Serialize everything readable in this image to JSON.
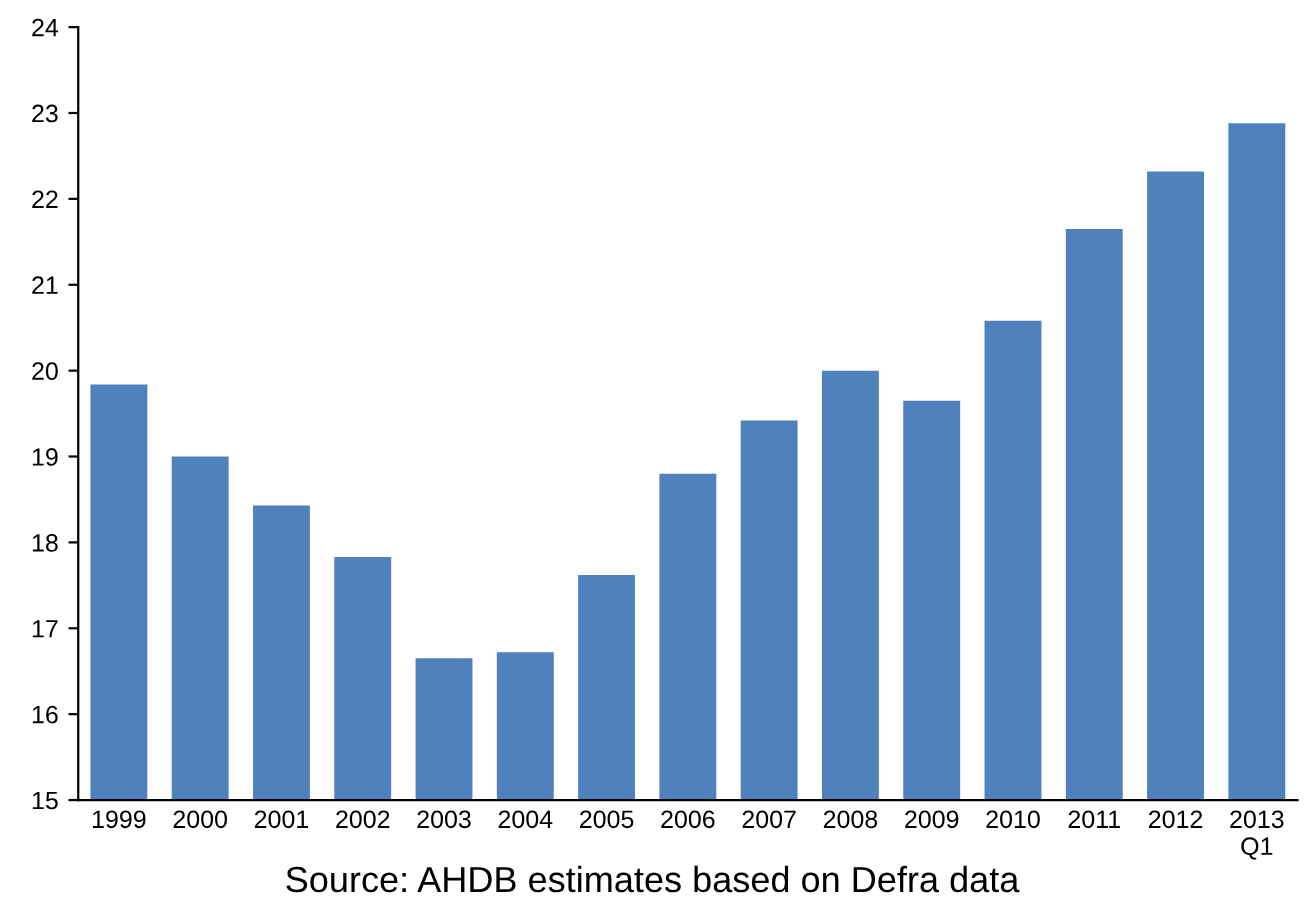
{
  "chart_data": {
    "type": "bar",
    "categories": [
      "1999",
      "2000",
      "2001",
      "2002",
      "2003",
      "2004",
      "2005",
      "2006",
      "2007",
      "2008",
      "2009",
      "2010",
      "2011",
      "2012",
      "2013\nQ1"
    ],
    "values": [
      19.84,
      19.0,
      18.43,
      17.83,
      16.65,
      16.72,
      17.62,
      18.8,
      19.42,
      20.0,
      19.65,
      20.58,
      21.65,
      22.32,
      22.88
    ],
    "color": "#4f81bd",
    "ylim": [
      15,
      24
    ],
    "yticks": [
      15,
      16,
      17,
      18,
      19,
      20,
      21,
      22,
      23,
      24
    ],
    "grid": false,
    "annotations": [
      "Source: AHDB estimates based on Defra data"
    ]
  }
}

Exercise objective ▸ Transcribe the records verbatim and omit the images.

Response ▸
Serialize everything readable in this image to JSON.
{
  "chart_data": {
    "type": "bar",
    "categories": [
      "1999",
      "2000",
      "2001",
      "2002",
      "2003",
      "2004",
      "2005",
      "2006",
      "2007",
      "2008",
      "2009",
      "2010",
      "2011",
      "2012",
      "2013\nQ1"
    ],
    "values": [
      19.84,
      19.0,
      18.43,
      17.83,
      16.65,
      16.72,
      17.62,
      18.8,
      19.42,
      20.0,
      19.65,
      20.58,
      21.65,
      22.32,
      22.88
    ],
    "color": "#4f81bd",
    "ylim": [
      15,
      24
    ],
    "yticks": [
      15,
      16,
      17,
      18,
      19,
      20,
      21,
      22,
      23,
      24
    ],
    "grid": false,
    "annotations": [
      "Source: AHDB estimates based on Defra data"
    ]
  }
}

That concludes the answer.